↓
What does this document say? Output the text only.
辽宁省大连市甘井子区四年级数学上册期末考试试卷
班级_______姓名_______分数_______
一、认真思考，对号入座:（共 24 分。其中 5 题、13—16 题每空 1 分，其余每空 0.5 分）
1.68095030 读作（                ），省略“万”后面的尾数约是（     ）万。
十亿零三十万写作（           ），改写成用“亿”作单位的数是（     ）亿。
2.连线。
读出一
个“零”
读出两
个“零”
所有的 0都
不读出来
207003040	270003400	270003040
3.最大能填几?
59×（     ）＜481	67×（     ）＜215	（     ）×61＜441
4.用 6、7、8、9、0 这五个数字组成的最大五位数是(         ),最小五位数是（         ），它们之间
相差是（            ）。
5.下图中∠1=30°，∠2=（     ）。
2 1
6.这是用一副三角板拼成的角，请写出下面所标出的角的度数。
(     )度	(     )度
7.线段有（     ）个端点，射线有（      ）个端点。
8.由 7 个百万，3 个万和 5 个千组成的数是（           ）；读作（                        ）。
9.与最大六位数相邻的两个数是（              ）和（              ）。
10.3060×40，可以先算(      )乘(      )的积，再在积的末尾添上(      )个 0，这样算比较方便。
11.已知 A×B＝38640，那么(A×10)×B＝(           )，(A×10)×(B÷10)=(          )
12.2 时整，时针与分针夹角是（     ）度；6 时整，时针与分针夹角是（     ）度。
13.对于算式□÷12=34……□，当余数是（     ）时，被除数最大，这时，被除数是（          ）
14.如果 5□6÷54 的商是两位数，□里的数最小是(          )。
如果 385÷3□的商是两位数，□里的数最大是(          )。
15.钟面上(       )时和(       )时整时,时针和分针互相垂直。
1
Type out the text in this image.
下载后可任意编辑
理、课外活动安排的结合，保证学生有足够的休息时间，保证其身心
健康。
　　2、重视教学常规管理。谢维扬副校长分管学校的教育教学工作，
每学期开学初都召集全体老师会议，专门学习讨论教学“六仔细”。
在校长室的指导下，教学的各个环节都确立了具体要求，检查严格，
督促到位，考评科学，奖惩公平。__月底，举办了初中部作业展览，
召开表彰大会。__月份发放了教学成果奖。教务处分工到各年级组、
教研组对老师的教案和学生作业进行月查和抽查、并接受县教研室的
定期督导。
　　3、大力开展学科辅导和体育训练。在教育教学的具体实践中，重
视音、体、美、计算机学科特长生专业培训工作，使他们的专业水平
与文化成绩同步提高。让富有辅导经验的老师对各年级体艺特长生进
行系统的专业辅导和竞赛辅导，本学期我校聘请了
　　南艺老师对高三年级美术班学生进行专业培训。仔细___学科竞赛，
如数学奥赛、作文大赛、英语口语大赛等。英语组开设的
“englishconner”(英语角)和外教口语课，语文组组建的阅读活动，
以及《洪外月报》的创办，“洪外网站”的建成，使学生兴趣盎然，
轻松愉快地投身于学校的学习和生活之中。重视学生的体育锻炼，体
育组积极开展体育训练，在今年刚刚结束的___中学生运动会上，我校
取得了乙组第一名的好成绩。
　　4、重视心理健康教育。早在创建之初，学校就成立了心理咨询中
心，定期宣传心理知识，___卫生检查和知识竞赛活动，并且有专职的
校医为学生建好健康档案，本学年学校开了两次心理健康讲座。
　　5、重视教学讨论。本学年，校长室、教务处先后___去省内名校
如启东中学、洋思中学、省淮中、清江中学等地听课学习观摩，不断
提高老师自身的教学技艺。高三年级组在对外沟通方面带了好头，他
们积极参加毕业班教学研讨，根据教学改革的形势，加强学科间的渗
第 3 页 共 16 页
↑
• WORK TO BE COMPLETED: Retype all the material above precisely, with no line left out.

• OUTPUT OF THE TASK:
What does this document say? Output the text only.
辽宁省大连市甘井子区四年级数学上册期末考试试卷
班级_______姓名_______分数_______
一、认真思考，对号入座:（共 24 分。其中 5 题、13—16 题每空 1 分，其余每空 0.5 分）
1.68095030 读作（                ），省略“万”后面的尾数约是（     ）万。
十亿零三十万写作（           ），改写成用“亿”作单位的数是（     ）亿。
2.连线。
读出一
个“零”
读出两
个“零”
所有的 0都
不读出来
207003040	270003400	270003040
3.最大能填几?
59×（     ）＜481	67×（     ）＜215	（     ）×61＜441
4.用 6、7、8、9、0 这五个数字组成的最大五位数是(         ),最小五位数是（         ），它们之间
相差是（            ）。
5.下图中∠1=30°，∠2=（     ）。
2 1
6.这是用一副三角板拼成的角，请写出下面所标出的角的度数。
(     )度	(     )度
7.线段有（     ）个端点，射线有（      ）个端点。
8.由 7 个百万，3 个万和 5 个千组成的数是（           ）；读作（                        ）。
9.与最大六位数相邻的两个数是（              ）和（              ）。
10.3060×40，可以先算(      )乘(      )的积，再在积的末尾添上(      )个 0，这样算比较方便。
11.已知 A×B＝38640，那么(A×10)×B＝(           )，(A×10)×(B÷10)=(          )
12.2 时整，时针与分针夹角是（     ）度；6 时整，时针与分针夹角是（     ）度。
13.对于算式□÷12=34……□，当余数是（     ）时，被除数最大，这时，被除数是（          ）
14.如果 5□6÷54 的商是两位数，□里的数最小是(          )。
如果 385÷3□的商是两位数，□里的数最大是(          )。
15.钟面上(       )时和(       )时整时,时针和分针互相垂直。
1
Type out the text in this image.
下载后可任意编辑
理、课外活动安排的结合，保证学生有足够的休息时间，保证其身心
健康。
　　2、重视教学常规管理。谢维扬副校长分管学校的教育教学工作，
每学期开学初都召集全体老师会议，专门学习讨论教学“六仔细”。
在校长室的指导下，教学的各个环节都确立了具体要求，检查严格，
督促到位，考评科学，奖惩公平。__月底，举办了初中部作业展览，
召开表彰大会。__月份发放了教学成果奖。教务处分工到各年级组、
教研组对老师的教案和学生作业进行月查和抽查、并接受县教研室的
定期督导。
　　3、大力开展学科辅导和体育训练。在教育教学的具体实践中，重
视音、体、美、计算机学科特长生专业培训工作，使他们的专业水平
与文化成绩同步提高。让富有辅导经验的老师对各年级体艺特长生进
行系统的专业辅导和竞赛辅导，本学期我校聘请了
　　南艺老师对高三年级美术班学生进行专业培训。仔细___学科竞赛，
如数学奥赛、作文大赛、英语口语大赛等。英语组开设的
“englishconner”(英语角)和外教口语课，语文组组建的阅读活动，
以及《洪外月报》的创办，“洪外网站”的建成，使学生兴趣盎然，
轻松愉快地投身于学校的学习和生活之中。重视学生的体育锻炼，体
育组积极开展体育训练，在今年刚刚结束的___中学生运动会上，我校
取得了乙组第一名的好成绩。
　　4、重视心理健康教育。早在创建之初，学校就成立了心理咨询中
心，定期宣传心理知识，___卫生检查和知识竞赛活动，并且有专职的
校医为学生建好健康档案，本学年学校开了两次心理健康讲座。
　　5、重视教学讨论。本学年，校长室、教务处先后___去省内名校
如启东中学、洋思中学、省淮中、清江中学等地听课学习观摩，不断
提高老师自身的教学技艺。高三年级组在对外沟通方面带了好头，他
们积极参加毕业班教学研讨，根据教学改革的形势，加强学科间的渗
第 3 页 共 16 页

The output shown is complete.